*** Opening of Source material ***
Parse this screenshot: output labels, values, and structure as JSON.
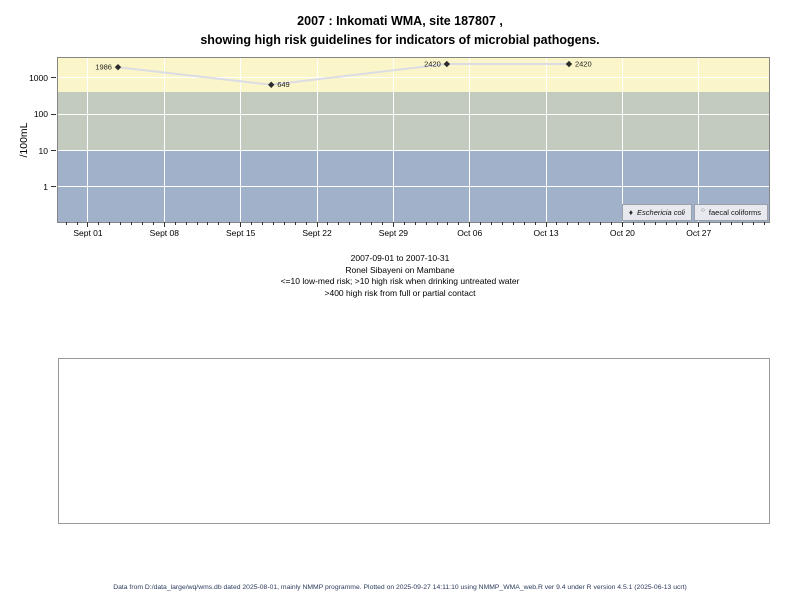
{
  "title": {
    "line1": "2007 : Inkomati WMA, site 187807 ,",
    "line2": "showing high risk guidelines for indicators of microbial pathogens."
  },
  "caption": {
    "lines": [
      "2007-09-01 to 2007-10-31",
      "Ronel Sibayeni on Mambane",
      "<=10 low-med risk; >10 high risk when drinking untreated water",
      ">400 high risk from full or partial contact"
    ]
  },
  "footer": {
    "text": "Data from D:/data_large/wq/wms.db dated 2025-08-01, mainly NMMP programme. Plotted on 2025-09-27 14:11:10 using NMMP_WMA_web.R ver 9.4 under R version 4.5.1 (2025-06-13 ucrt)"
  },
  "legend": {
    "items": [
      {
        "label": "Eschericia coli",
        "marker": "filled-diamond",
        "glyph": "♦"
      },
      {
        "label": "faecal coliforms",
        "marker": "open-circle",
        "glyph": "○"
      }
    ]
  },
  "chart_data": {
    "type": "line",
    "y_scale": "log",
    "ylabel": "/100mL",
    "ylim": [
      0.108,
      3550
    ],
    "xlim_days": [
      -2.75,
      62.44
    ],
    "x_tick_labels": [
      "Sept 01",
      "Sept 08",
      "Sept 15",
      "Sept 22",
      "Sept 29",
      "Oct 06",
      "Oct 13",
      "Oct 20",
      "Oct 27"
    ],
    "x_tick_days": [
      0,
      7,
      14,
      21,
      28,
      35,
      42,
      49,
      56
    ],
    "x_minor_tick_day_range": [
      -2,
      62
    ],
    "y_tick_values": [
      1000,
      100,
      10,
      1
    ],
    "y_tick_labels": [
      "1000",
      "100",
      "10",
      "1"
    ],
    "grid": true,
    "legend_position": "bottom-right",
    "bands": [
      {
        "name": "high risk from full or partial contact (>400)",
        "min": 400,
        "max": 3550,
        "color": "#fbf6c9"
      },
      {
        "name": "high risk when drinking untreated water (>10)",
        "min": 10,
        "max": 400,
        "color": "#c3cbbe"
      },
      {
        "name": "low-med risk (<=10)",
        "min": 0.108,
        "max": 10,
        "color": "#a2b1ca"
      }
    ],
    "series": [
      {
        "name": "Eschericia coli",
        "marker": "filled-diamond",
        "marker_color": "#2b2b2b",
        "line_color": "#dcdde4",
        "points": [
          {
            "day": 2.75,
            "value": 1986,
            "label": "1986",
            "label_side": "left"
          },
          {
            "day": 16.8,
            "value": 649,
            "label": "649",
            "label_side": "right"
          },
          {
            "day": 32.9,
            "value": 2420,
            "label": "2420",
            "label_side": "left"
          },
          {
            "day": 44.1,
            "value": 2420,
            "label": "2420",
            "label_side": "right"
          }
        ]
      },
      {
        "name": "faecal coliforms",
        "marker": "open-circle",
        "marker_color": "#2b2b2b",
        "line_color": "#dcdde4",
        "points": []
      }
    ]
  }
}
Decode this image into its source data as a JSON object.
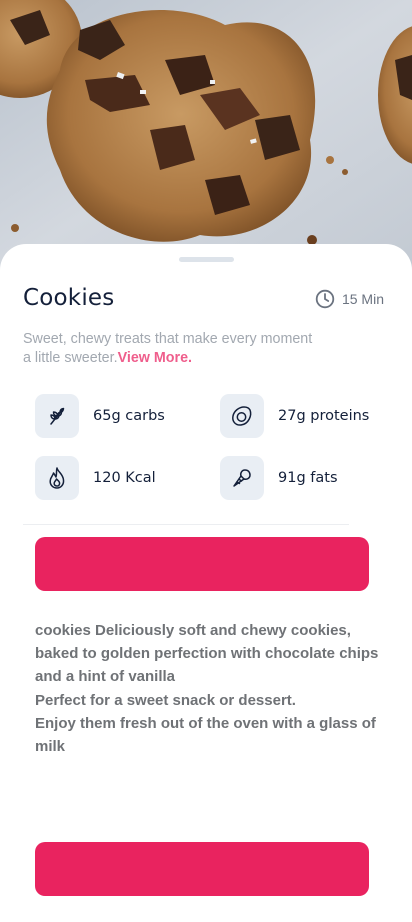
{
  "recipe": {
    "title": "Cookies",
    "time": "15 Min",
    "description": "Sweet, chewy treats that make every moment a little sweeter.",
    "view_more": "View More."
  },
  "nutrition": {
    "carbs": {
      "label": "65g carbs",
      "icon": "wheat-icon"
    },
    "proteins": {
      "label": "27g proteins",
      "icon": "egg-icon"
    },
    "calories": {
      "label": "120 Kcal",
      "icon": "flame-icon"
    },
    "fats": {
      "label": "91g fats",
      "icon": "cone-icon"
    }
  },
  "actions": {
    "primary_label": "",
    "secondary_label": ""
  },
  "details": {
    "text": "cookies Deliciously soft and chewy cookies, baked to golden perfection with chocolate chips and a hint of vanilla\nPerfect for a sweet snack or dessert.\nEnjoy them fresh out of the oven with a glass of milk"
  },
  "colors": {
    "accent": "#e9235f",
    "link": "#ef5e8c",
    "title": "#14203a",
    "muted": "#a2a8b0",
    "icon_bg": "#e9eef4"
  }
}
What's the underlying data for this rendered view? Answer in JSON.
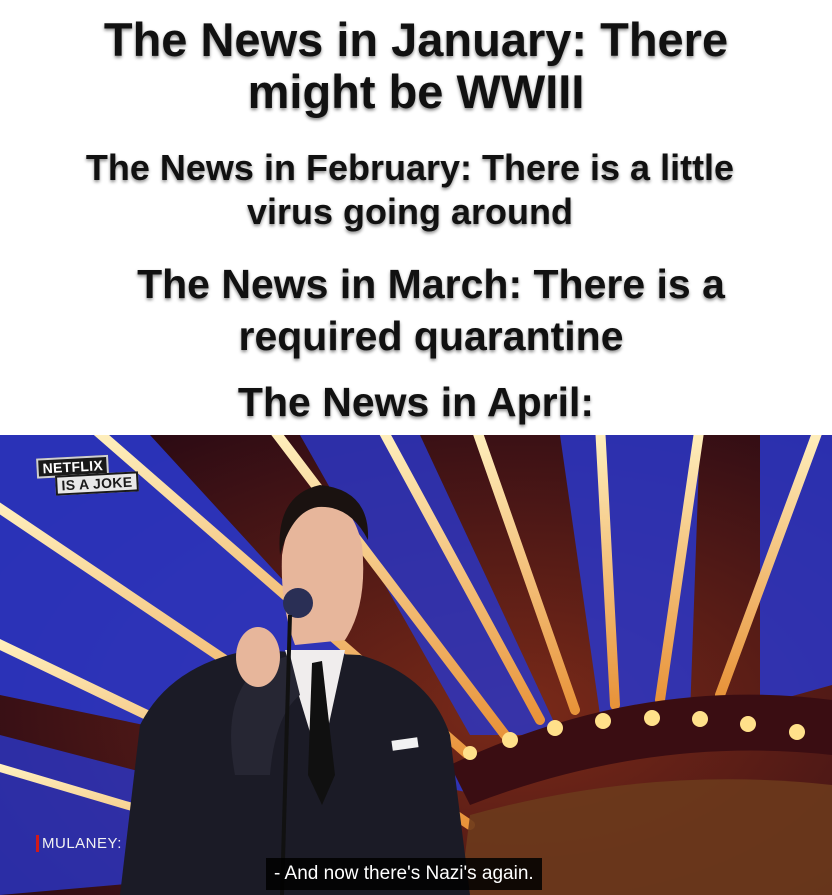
{
  "caption": {
    "lines": [
      {
        "a": "The News in January: There",
        "b": "might be WWIII"
      },
      {
        "a": "The News in February: There is a little",
        "b": "virus going around"
      },
      {
        "a": "The News in March: There is a",
        "b": "required quarantine"
      },
      {
        "a": "The News in April:",
        "b": ""
      }
    ]
  },
  "scene": {
    "badge_line1": "NETFLIX",
    "badge_line2": "IS A JOKE",
    "speaker_label": "MULANEY:",
    "subtitle": "- And now there's Nazi's again."
  },
  "colors": {
    "caption_text": "#111111",
    "stage_blue": "#2a36c9",
    "stage_maroon": "#5a1222",
    "stage_gold": "#f4c46a",
    "speaker_accent": "#d11a1a"
  }
}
*** Close of Source material ***
[Problem details]:
Although the records contain pictures, return only their text, exactly as written.

[Answer to this task]:
Parse this screenshot: output labels, values, and structure as JSON.
{
  "title": {
    "line1": "2007 : Inkomati WMA, site 187807 ,",
    "line2": "showing high risk guidelines for indicators of microbial pathogens."
  },
  "caption": {
    "lines": [
      "2007-09-01 to 2007-10-31",
      "Ronel Sibayeni on Mambane",
      "<=10 low-med risk; >10 high risk when drinking untreated water",
      ">400 high risk from full or partial contact"
    ]
  },
  "footer": {
    "text": "Data from D:/data_large/wq/wms.db dated 2025-08-01, mainly NMMP programme. Plotted on 2025-09-27 14:11:10 using NMMP_WMA_web.R ver 9.4 under R version 4.5.1 (2025-06-13 ucrt)"
  },
  "legend": {
    "items": [
      {
        "label": "Eschericia coli",
        "marker": "filled-diamond",
        "glyph": "♦"
      },
      {
        "label": "faecal coliforms",
        "marker": "open-circle",
        "glyph": "○"
      }
    ]
  },
  "chart_data": {
    "type": "line",
    "y_scale": "log",
    "ylabel": "/100mL",
    "ylim": [
      0.108,
      3550
    ],
    "xlim_days": [
      -2.75,
      62.44
    ],
    "x_tick_labels": [
      "Sept 01",
      "Sept 08",
      "Sept 15",
      "Sept 22",
      "Sept 29",
      "Oct 06",
      "Oct 13",
      "Oct 20",
      "Oct 27"
    ],
    "x_tick_days": [
      0,
      7,
      14,
      21,
      28,
      35,
      42,
      49,
      56
    ],
    "x_minor_tick_day_range": [
      -2,
      62
    ],
    "y_tick_values": [
      1000,
      100,
      10,
      1
    ],
    "y_tick_labels": [
      "1000",
      "100",
      "10",
      "1"
    ],
    "grid": true,
    "legend_position": "bottom-right",
    "bands": [
      {
        "name": "high risk from full or partial contact (>400)",
        "min": 400,
        "max": 3550,
        "color": "#fbf6c9"
      },
      {
        "name": "high risk when drinking untreated water (>10)",
        "min": 10,
        "max": 400,
        "color": "#c3cbbe"
      },
      {
        "name": "low-med risk (<=10)",
        "min": 0.108,
        "max": 10,
        "color": "#a2b1ca"
      }
    ],
    "series": [
      {
        "name": "Eschericia coli",
        "marker": "filled-diamond",
        "marker_color": "#2b2b2b",
        "line_color": "#dcdde4",
        "points": [
          {
            "day": 2.75,
            "value": 1986,
            "label": "1986",
            "label_side": "left"
          },
          {
            "day": 16.8,
            "value": 649,
            "label": "649",
            "label_side": "right"
          },
          {
            "day": 32.9,
            "value": 2420,
            "label": "2420",
            "label_side": "left"
          },
          {
            "day": 44.1,
            "value": 2420,
            "label": "2420",
            "label_side": "right"
          }
        ]
      },
      {
        "name": "faecal coliforms",
        "marker": "open-circle",
        "marker_color": "#2b2b2b",
        "line_color": "#dcdde4",
        "points": []
      }
    ]
  }
}
Decode this image into its source data as a JSON object.
{
  "recipe": {
    "title": "Cookies",
    "time": "15 Min",
    "description": "Sweet, chewy treats that make every moment a little sweeter.",
    "view_more": "View More."
  },
  "nutrition": {
    "carbs": {
      "label": "65g carbs",
      "icon": "wheat-icon"
    },
    "proteins": {
      "label": "27g proteins",
      "icon": "egg-icon"
    },
    "calories": {
      "label": "120 Kcal",
      "icon": "flame-icon"
    },
    "fats": {
      "label": "91g fats",
      "icon": "cone-icon"
    }
  },
  "actions": {
    "primary_label": "",
    "secondary_label": ""
  },
  "details": {
    "text": "cookies Deliciously soft and chewy cookies, baked to golden perfection with chocolate chips and a hint of vanilla\nPerfect for a sweet snack or dessert.\nEnjoy them fresh out of the oven with a glass of milk"
  },
  "colors": {
    "accent": "#e9235f",
    "link": "#ef5e8c",
    "title": "#14203a",
    "muted": "#a2a8b0",
    "icon_bg": "#e9eef4"
  }
}
What's the underlying data for this rendered view? Answer in JSON.
{
  "caption": {
    "lines": [
      {
        "a": "The News in January: There",
        "b": "might be WWIII"
      },
      {
        "a": "The News in February: There is a little",
        "b": "virus going around"
      },
      {
        "a": "The News in March: There is a",
        "b": "required quarantine"
      },
      {
        "a": "The News in April:",
        "b": ""
      }
    ]
  },
  "scene": {
    "badge_line1": "NETFLIX",
    "badge_line2": "IS A JOKE",
    "speaker_label": "MULANEY:",
    "subtitle": "- And now there's Nazi's again."
  },
  "colors": {
    "caption_text": "#111111",
    "stage_blue": "#2a36c9",
    "stage_maroon": "#5a1222",
    "stage_gold": "#f4c46a",
    "speaker_accent": "#d11a1a"
  }
}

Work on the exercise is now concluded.